*Task brief:* Copy each line containing the word "start" from the records that follow, please.

☆ ☆ ☆

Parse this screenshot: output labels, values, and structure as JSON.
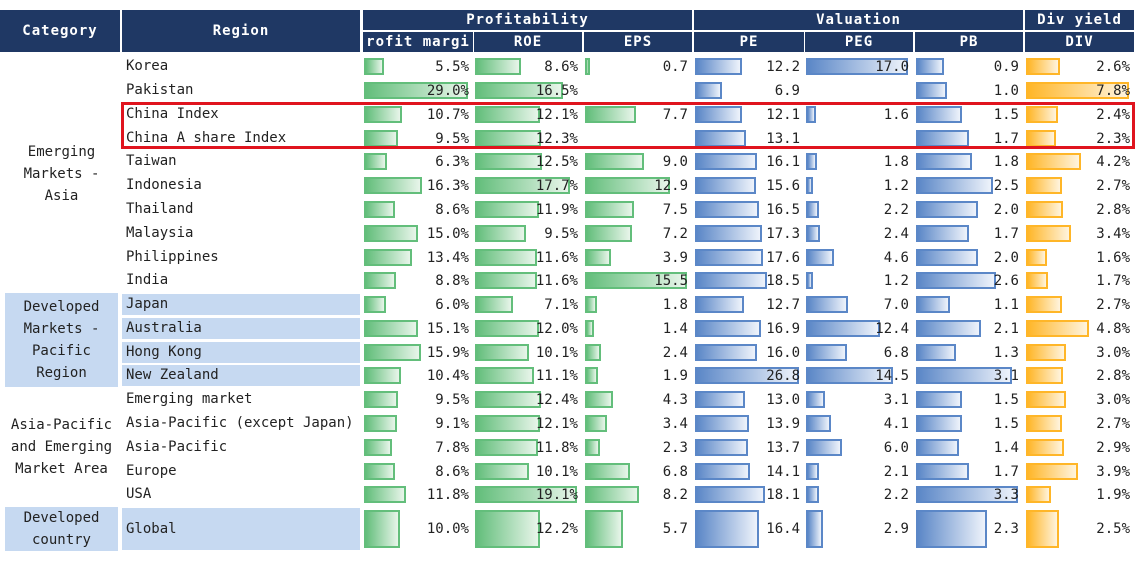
{
  "headers": {
    "category": "Category",
    "region": "Region",
    "groups": [
      "Profitability",
      "Valuation",
      "Div yield"
    ],
    "columns": [
      "rofit margi",
      "ROE",
      "EPS",
      "PE",
      "PEG",
      "PB",
      "DIV"
    ]
  },
  "categories": [
    {
      "label": "Emerging\nMarkets -\nAsia",
      "start": 0,
      "end": 9,
      "shaded": false
    },
    {
      "label": "Developed\nMarkets -\nPacific\nRegion",
      "start": 10,
      "end": 13,
      "shaded": true
    },
    {
      "label": "Asia-Pacific\nand Emerging\nMarket Area",
      "start": 14,
      "end": 18,
      "shaded": false
    },
    {
      "label": "Developed\ncountry",
      "start": 19,
      "end": 19,
      "shaded": true
    }
  ],
  "rows": [
    {
      "region": "Korea",
      "shaded": false
    },
    {
      "region": "Pakistan",
      "shaded": false
    },
    {
      "region": "China Index",
      "shaded": false
    },
    {
      "region": "China A share Index",
      "shaded": false
    },
    {
      "region": "Taiwan",
      "shaded": false
    },
    {
      "region": "Indonesia",
      "shaded": false
    },
    {
      "region": "Thailand",
      "shaded": false
    },
    {
      "region": "Malaysia",
      "shaded": false
    },
    {
      "region": "Philippines",
      "shaded": false
    },
    {
      "region": "India",
      "shaded": false
    },
    {
      "region": "Japan",
      "shaded": true
    },
    {
      "region": "Australia",
      "shaded": true
    },
    {
      "region": "Hong Kong",
      "shaded": true
    },
    {
      "region": "New Zealand",
      "shaded": true
    },
    {
      "region": "Emerging market",
      "shaded": false
    },
    {
      "region": "Asia-Pacific (except Japan)",
      "shaded": false
    },
    {
      "region": "Asia-Pacific",
      "shaded": false
    },
    {
      "region": "Europe",
      "shaded": false
    },
    {
      "region": "USA",
      "shaded": false
    },
    {
      "region": "Global",
      "shaded": true
    }
  ],
  "highlight": {
    "start": 2,
    "end": 3,
    "color": "#e0141e"
  },
  "colors": {
    "header": "#1f3864",
    "shade": "#c6d9f1",
    "green": "#63be7b",
    "blue": "#5b87c7",
    "orange": "#ffb628"
  },
  "chart_data": {
    "type": "table",
    "categories": [
      "Korea",
      "Pakistan",
      "China Index",
      "China A share Index",
      "Taiwan",
      "Indonesia",
      "Thailand",
      "Malaysia",
      "Philippines",
      "India",
      "Japan",
      "Australia",
      "Hong Kong",
      "New Zealand",
      "Emerging market",
      "Asia-Pacific (except Japan)",
      "Asia-Pacific",
      "Europe",
      "USA",
      "Global"
    ],
    "series": [
      {
        "name": "rofit margi",
        "group": "Profitability",
        "color": "green",
        "max": 29.0,
        "suffix": "%",
        "values": [
          5.5,
          29.0,
          10.7,
          9.5,
          6.3,
          16.3,
          8.6,
          15.0,
          13.4,
          8.8,
          6.0,
          15.1,
          15.9,
          10.4,
          9.5,
          9.1,
          7.8,
          8.6,
          11.8,
          10.0
        ],
        "labels": [
          "5.5%",
          "29.0%",
          "10.7%",
          "9.5%",
          "6.3%",
          "16.3%",
          "8.6%",
          "15.0%",
          "13.4%",
          "8.8%",
          "6.0%",
          "15.1%",
          "15.9%",
          "10.4%",
          "9.5%",
          "9.1%",
          "7.8%",
          "8.6%",
          "11.8%",
          "10.0%"
        ]
      },
      {
        "name": "ROE",
        "group": "Profitability",
        "color": "green",
        "max": 19.1,
        "suffix": "%",
        "values": [
          8.6,
          16.5,
          12.1,
          12.3,
          12.5,
          17.7,
          11.9,
          9.5,
          11.6,
          11.6,
          7.1,
          12.0,
          10.1,
          11.1,
          12.4,
          12.1,
          11.8,
          10.1,
          19.1,
          12.2
        ],
        "labels": [
          "8.6%",
          "16.5%",
          "12.1%",
          "12.3%",
          "12.5%",
          "17.7%",
          "11.9%",
          "9.5%",
          "11.6%",
          "11.6%",
          "7.1%",
          "12.0%",
          "10.1%",
          "11.1%",
          "12.4%",
          "12.1%",
          "11.8%",
          "10.1%",
          "19.1%",
          "12.2%"
        ]
      },
      {
        "name": "EPS",
        "group": "Profitability",
        "color": "green",
        "max": 15.5,
        "suffix": "",
        "values": [
          0.7,
          null,
          7.7,
          null,
          9.0,
          12.9,
          7.5,
          7.2,
          3.9,
          15.5,
          1.8,
          1.4,
          2.4,
          1.9,
          4.3,
          3.4,
          2.3,
          6.8,
          8.2,
          5.7
        ],
        "labels": [
          "0.7",
          "",
          "7.7",
          "",
          "9.0",
          "12.9",
          "7.5",
          "7.2",
          "3.9",
          "15.5",
          "1.8",
          "1.4",
          "2.4",
          "1.9",
          "4.3",
          "3.4",
          "2.3",
          "6.8",
          "8.2",
          "5.7"
        ]
      },
      {
        "name": "PE",
        "group": "Valuation",
        "color": "blue",
        "max": 26.8,
        "suffix": "",
        "values": [
          12.2,
          6.9,
          12.1,
          13.1,
          16.1,
          15.6,
          16.5,
          17.3,
          17.6,
          18.5,
          12.7,
          16.9,
          16.0,
          26.8,
          13.0,
          13.9,
          13.7,
          14.1,
          18.1,
          16.4
        ],
        "labels": [
          "12.2",
          "6.9",
          "12.1",
          "13.1",
          "16.1",
          "15.6",
          "16.5",
          "17.3",
          "17.6",
          "18.5",
          "12.7",
          "16.9",
          "16.0",
          "26.8",
          "13.0",
          "13.9",
          "13.7",
          "14.1",
          "18.1",
          "16.4"
        ]
      },
      {
        "name": "PEG",
        "group": "Valuation",
        "color": "blue",
        "max": 17.0,
        "suffix": "",
        "values": [
          17.0,
          null,
          1.6,
          null,
          1.8,
          1.2,
          2.2,
          2.4,
          4.6,
          1.2,
          7.0,
          12.4,
          6.8,
          14.5,
          3.1,
          4.1,
          6.0,
          2.1,
          2.2,
          2.9
        ],
        "labels": [
          "17.0",
          "",
          "1.6",
          "",
          "1.8",
          "1.2",
          "2.2",
          "2.4",
          "4.6",
          "1.2",
          "7.0",
          "12.4",
          "6.8",
          "14.5",
          "3.1",
          "4.1",
          "6.0",
          "2.1",
          "2.2",
          "2.9"
        ]
      },
      {
        "name": "PB",
        "group": "Valuation",
        "color": "blue",
        "max": 3.3,
        "suffix": "",
        "values": [
          0.9,
          1.0,
          1.5,
          1.7,
          1.8,
          2.5,
          2.0,
          1.7,
          2.0,
          2.6,
          1.1,
          2.1,
          1.3,
          3.1,
          1.5,
          1.5,
          1.4,
          1.7,
          3.3,
          2.3
        ],
        "labels": [
          "0.9",
          "1.0",
          "1.5",
          "1.7",
          "1.8",
          "2.5",
          "2.0",
          "1.7",
          "2.0",
          "2.6",
          "1.1",
          "2.1",
          "1.3",
          "3.1",
          "1.5",
          "1.5",
          "1.4",
          "1.7",
          "3.3",
          "2.3"
        ]
      },
      {
        "name": "DIV",
        "group": "Div yield",
        "color": "orange",
        "max": 7.8,
        "suffix": "%",
        "values": [
          2.6,
          7.8,
          2.4,
          2.3,
          4.2,
          2.7,
          2.8,
          3.4,
          1.6,
          1.7,
          2.7,
          4.8,
          3.0,
          2.8,
          3.0,
          2.7,
          2.9,
          3.9,
          1.9,
          2.5
        ],
        "labels": [
          "2.6%",
          "7.8%",
          "2.4%",
          "2.3%",
          "4.2%",
          "2.7%",
          "2.8%",
          "3.4%",
          "1.6%",
          "1.7%",
          "2.7%",
          "4.8%",
          "3.0%",
          "2.8%",
          "3.0%",
          "2.7%",
          "2.9%",
          "3.9%",
          "1.9%",
          "2.5%"
        ]
      }
    ]
  }
}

☆ ☆ ☆

*Response for this exercise:*
      "start": 0,
      "start": 10,
      "start": 14,
      "start": 19,
    "start": 2,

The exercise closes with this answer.